** Start The input **

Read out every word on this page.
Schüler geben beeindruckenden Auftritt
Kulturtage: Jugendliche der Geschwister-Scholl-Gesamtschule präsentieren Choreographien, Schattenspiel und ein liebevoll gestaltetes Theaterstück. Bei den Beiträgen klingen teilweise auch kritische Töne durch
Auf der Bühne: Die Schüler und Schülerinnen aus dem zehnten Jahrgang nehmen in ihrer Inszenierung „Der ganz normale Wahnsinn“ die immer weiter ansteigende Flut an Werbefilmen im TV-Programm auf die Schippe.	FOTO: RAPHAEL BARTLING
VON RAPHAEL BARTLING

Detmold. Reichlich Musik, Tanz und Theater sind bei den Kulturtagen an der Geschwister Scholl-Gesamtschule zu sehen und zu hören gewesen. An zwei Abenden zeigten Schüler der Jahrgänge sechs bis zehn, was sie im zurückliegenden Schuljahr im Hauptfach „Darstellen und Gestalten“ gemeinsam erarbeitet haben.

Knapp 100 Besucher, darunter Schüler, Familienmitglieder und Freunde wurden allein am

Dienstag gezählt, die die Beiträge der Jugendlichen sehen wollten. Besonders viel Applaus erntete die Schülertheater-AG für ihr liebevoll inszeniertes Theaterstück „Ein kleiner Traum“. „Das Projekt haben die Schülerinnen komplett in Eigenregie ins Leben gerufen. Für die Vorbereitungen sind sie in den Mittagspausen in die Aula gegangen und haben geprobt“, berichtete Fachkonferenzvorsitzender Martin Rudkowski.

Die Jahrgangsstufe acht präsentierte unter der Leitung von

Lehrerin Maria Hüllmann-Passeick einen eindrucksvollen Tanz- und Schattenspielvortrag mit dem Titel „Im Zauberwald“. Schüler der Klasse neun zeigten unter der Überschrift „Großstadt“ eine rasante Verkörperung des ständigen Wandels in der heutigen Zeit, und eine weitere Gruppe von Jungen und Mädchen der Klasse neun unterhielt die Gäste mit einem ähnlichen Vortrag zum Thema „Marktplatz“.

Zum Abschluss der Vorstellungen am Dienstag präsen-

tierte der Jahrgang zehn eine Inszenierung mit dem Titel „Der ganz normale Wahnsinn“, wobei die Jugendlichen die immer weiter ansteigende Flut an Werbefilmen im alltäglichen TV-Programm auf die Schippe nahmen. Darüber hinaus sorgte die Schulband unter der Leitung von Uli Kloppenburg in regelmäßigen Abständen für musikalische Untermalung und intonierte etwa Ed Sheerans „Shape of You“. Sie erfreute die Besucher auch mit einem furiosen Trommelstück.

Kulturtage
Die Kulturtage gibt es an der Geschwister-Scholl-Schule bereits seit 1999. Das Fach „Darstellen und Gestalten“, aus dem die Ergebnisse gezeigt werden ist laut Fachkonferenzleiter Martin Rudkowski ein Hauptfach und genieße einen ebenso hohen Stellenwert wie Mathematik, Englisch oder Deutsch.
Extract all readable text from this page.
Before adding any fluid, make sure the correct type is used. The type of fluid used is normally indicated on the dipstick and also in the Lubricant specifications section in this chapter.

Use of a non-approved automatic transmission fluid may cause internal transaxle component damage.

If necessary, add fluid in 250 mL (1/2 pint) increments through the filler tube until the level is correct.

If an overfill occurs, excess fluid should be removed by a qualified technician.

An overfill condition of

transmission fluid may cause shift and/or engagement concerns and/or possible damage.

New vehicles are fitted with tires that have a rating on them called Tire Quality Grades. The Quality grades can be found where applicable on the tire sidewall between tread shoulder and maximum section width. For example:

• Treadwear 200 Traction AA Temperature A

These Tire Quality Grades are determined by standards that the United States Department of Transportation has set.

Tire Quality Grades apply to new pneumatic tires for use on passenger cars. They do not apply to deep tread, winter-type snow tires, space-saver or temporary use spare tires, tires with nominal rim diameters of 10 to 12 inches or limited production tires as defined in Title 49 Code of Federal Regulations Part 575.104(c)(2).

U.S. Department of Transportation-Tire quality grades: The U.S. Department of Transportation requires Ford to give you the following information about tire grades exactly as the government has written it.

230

** End The input **

:: Aim of the exercise ::
Copy each line above where the string "Dienstag" occurs.

:: The result ::
Dienstag gezählt, die die Beiträge der Jugendlichen sehen wollten. Besonders viel Applaus erntete die Schülertheater-AG für ihr liebevoll inszeniertes Theaterstück „Ein kleiner Traum“. „Das Projekt haben die Schülerinnen komplett in Eigenregie ins Leben gerufen. Für die Vorbereitungen sind sie in den Mittagspausen in die Aula gegangen und haben geprobt“, berichtete Fachkonferenzvorsitzender Martin Rudkowski.
Zum Abschluss der Vorstellungen am Dienstag präsen-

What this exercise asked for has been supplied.